[Begin Given data]
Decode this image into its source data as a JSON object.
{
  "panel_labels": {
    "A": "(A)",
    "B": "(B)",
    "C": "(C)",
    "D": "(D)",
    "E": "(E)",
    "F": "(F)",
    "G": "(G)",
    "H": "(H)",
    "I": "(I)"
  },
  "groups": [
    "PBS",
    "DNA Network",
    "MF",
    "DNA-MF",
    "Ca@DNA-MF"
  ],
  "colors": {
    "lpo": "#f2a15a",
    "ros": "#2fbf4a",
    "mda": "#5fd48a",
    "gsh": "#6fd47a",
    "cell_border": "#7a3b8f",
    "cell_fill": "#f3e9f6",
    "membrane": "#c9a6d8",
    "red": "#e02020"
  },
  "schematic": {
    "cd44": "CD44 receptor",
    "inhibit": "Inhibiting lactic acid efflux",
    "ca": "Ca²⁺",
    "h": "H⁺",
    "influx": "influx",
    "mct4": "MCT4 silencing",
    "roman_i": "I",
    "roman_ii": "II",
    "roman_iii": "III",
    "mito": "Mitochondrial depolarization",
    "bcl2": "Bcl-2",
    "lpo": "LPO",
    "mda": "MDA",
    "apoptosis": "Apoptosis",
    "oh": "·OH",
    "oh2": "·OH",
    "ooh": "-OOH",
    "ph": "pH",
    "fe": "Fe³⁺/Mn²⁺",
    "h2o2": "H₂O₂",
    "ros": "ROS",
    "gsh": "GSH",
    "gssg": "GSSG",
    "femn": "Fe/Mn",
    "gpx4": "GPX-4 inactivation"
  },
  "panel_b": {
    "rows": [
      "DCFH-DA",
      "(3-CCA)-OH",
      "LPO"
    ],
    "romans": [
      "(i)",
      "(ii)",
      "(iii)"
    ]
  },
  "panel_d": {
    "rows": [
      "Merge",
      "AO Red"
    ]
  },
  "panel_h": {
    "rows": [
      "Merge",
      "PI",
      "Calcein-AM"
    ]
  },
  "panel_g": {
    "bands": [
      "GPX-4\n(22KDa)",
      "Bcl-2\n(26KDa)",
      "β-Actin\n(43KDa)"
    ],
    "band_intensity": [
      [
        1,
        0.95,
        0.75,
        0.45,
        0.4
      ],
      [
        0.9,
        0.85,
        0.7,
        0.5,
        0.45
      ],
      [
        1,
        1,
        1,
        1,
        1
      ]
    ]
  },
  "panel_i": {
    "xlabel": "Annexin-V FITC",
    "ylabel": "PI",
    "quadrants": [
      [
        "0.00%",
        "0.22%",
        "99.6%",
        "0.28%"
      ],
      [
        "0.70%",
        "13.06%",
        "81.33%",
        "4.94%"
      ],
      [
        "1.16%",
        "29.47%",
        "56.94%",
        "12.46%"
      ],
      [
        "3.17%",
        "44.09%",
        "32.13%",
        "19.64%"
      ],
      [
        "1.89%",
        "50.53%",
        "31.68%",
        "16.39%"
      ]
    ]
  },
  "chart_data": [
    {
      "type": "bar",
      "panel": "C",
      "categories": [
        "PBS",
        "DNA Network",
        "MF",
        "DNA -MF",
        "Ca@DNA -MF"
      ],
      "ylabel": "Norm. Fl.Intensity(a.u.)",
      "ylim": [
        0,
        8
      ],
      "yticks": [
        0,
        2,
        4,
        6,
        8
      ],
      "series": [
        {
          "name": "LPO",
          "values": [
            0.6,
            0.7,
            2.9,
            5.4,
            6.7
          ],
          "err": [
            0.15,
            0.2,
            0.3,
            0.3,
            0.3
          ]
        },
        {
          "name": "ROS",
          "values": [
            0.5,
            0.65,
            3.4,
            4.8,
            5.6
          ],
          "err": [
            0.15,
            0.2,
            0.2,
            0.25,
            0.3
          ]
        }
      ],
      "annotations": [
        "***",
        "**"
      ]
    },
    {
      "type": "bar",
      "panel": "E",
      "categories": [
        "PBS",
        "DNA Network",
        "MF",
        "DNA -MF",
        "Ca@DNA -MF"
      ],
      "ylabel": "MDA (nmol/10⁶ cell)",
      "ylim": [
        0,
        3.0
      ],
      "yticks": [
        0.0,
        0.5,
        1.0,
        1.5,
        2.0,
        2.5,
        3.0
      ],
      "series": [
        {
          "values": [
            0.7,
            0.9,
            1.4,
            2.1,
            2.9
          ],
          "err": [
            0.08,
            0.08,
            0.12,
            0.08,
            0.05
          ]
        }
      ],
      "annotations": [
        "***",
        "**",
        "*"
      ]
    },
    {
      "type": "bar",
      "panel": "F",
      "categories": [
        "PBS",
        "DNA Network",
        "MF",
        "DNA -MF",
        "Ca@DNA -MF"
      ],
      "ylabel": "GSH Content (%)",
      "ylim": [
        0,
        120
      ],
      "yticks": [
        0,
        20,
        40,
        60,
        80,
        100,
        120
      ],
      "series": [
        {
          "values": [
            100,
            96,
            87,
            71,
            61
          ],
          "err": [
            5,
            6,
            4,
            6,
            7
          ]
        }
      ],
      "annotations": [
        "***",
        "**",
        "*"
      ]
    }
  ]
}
[End Given data]
* [Instructions to follow]: From the listing above, extract every line exactly as it stands.

* [Complete answer]:
Decode this image into its source data as a JSON object.
{
  "panel_labels": {
    "A": "(A)",
    "B": "(B)",
    "C": "(C)",
    "D": "(D)",
    "E": "(E)",
    "F": "(F)",
    "G": "(G)",
    "H": "(H)",
    "I": "(I)"
  },
  "groups": [
    "PBS",
    "DNA Network",
    "MF",
    "DNA-MF",
    "Ca@DNA-MF"
  ],
  "colors": {
    "lpo": "#f2a15a",
    "ros": "#2fbf4a",
    "mda": "#5fd48a",
    "gsh": "#6fd47a",
    "cell_border": "#7a3b8f",
    "cell_fill": "#f3e9f6",
    "membrane": "#c9a6d8",
    "red": "#e02020"
  },
  "schematic": {
    "cd44": "CD44 receptor",
    "inhibit": "Inhibiting lactic acid efflux",
    "ca": "Ca²⁺",
    "h": "H⁺",
    "influx": "influx",
    "mct4": "MCT4 silencing",
    "roman_i": "I",
    "roman_ii": "II",
    "roman_iii": "III",
    "mito": "Mitochondrial depolarization",
    "bcl2": "Bcl-2",
    "lpo": "LPO",
    "mda": "MDA",
    "apoptosis": "Apoptosis",
    "oh": "·OH",
    "oh2": "·OH",
    "ooh": "-OOH",
    "ph": "pH",
    "fe": "Fe³⁺/Mn²⁺",
    "h2o2": "H₂O₂",
    "ros": "ROS",
    "gsh": "GSH",
    "gssg": "GSSG",
    "femn": "Fe/Mn",
    "gpx4": "GPX-4 inactivation"
  },
  "panel_b": {
    "rows": [
      "DCFH-DA",
      "(3-CCA)-OH",
      "LPO"
    ],
    "romans": [
      "(i)",
      "(ii)",
      "(iii)"
    ]
  },
  "panel_d": {
    "rows": [
      "Merge",
      "AO Red"
    ]
  },
  "panel_h": {
    "rows": [
      "Merge",
      "PI",
      "Calcein-AM"
    ]
  },
  "panel_g": {
    "bands": [
      "GPX-4\n(22KDa)",
      "Bcl-2\n(26KDa)",
      "β-Actin\n(43KDa)"
    ],
    "band_intensity": [
      [
        1,
        0.95,
        0.75,
        0.45,
        0.4
      ],
      [
        0.9,
        0.85,
        0.7,
        0.5,
        0.45
      ],
      [
        1,
        1,
        1,
        1,
        1
      ]
    ]
  },
  "panel_i": {
    "xlabel": "Annexin-V FITC",
    "ylabel": "PI",
    "quadrants": [
      [
        "0.00%",
        "0.22%",
        "99.6%",
        "0.28%"
      ],
      [
        "0.70%",
        "13.06%",
        "81.33%",
        "4.94%"
      ],
      [
        "1.16%",
        "29.47%",
        "56.94%",
        "12.46%"
      ],
      [
        "3.17%",
        "44.09%",
        "32.13%",
        "19.64%"
      ],
      [
        "1.89%",
        "50.53%",
        "31.68%",
        "16.39%"
      ]
    ]
  },
  "chart_data": [
    {
      "type": "bar",
      "panel": "C",
      "categories": [
        "PBS",
        "DNA Network",
        "MF",
        "DNA -MF",
        "Ca@DNA -MF"
      ],
      "ylabel": "Norm. Fl.Intensity(a.u.)",
      "ylim": [
        0,
        8
      ],
      "yticks": [
        0,
        2,
        4,
        6,
        8
      ],
      "series": [
        {
          "name": "LPO",
          "values": [
            0.6,
            0.7,
            2.9,
            5.4,
            6.7
          ],
          "err": [
            0.15,
            0.2,
            0.3,
            0.3,
            0.3
          ]
        },
        {
          "name": "ROS",
          "values": [
            0.5,
            0.65,
            3.4,
            4.8,
            5.6
          ],
          "err": [
            0.15,
            0.2,
            0.2,
            0.25,
            0.3
          ]
        }
      ],
      "annotations": [
        "***",
        "**"
      ]
    },
    {
      "type": "bar",
      "panel": "E",
      "categories": [
        "PBS",
        "DNA Network",
        "MF",
        "DNA -MF",
        "Ca@DNA -MF"
      ],
      "ylabel": "MDA (nmol/10⁶ cell)",
      "ylim": [
        0,
        3.0
      ],
      "yticks": [
        0.0,
        0.5,
        1.0,
        1.5,
        2.0,
        2.5,
        3.0
      ],
      "series": [
        {
          "values": [
            0.7,
            0.9,
            1.4,
            2.1,
            2.9
          ],
          "err": [
            0.08,
            0.08,
            0.12,
            0.08,
            0.05
          ]
        }
      ],
      "annotations": [
        "***",
        "**",
        "*"
      ]
    },
    {
      "type": "bar",
      "panel": "F",
      "categories": [
        "PBS",
        "DNA Network",
        "MF",
        "DNA -MF",
        "Ca@DNA -MF"
      ],
      "ylabel": "GSH Content (%)",
      "ylim": [
        0,
        120
      ],
      "yticks": [
        0,
        20,
        40,
        60,
        80,
        100,
        120
      ],
      "series": [
        {
          "values": [
            100,
            96,
            87,
            71,
            61
          ],
          "err": [
            5,
            6,
            4,
            6,
            7
          ]
        }
      ],
      "annotations": [
        "***",
        "**",
        "*"
      ]
    }
  ]
}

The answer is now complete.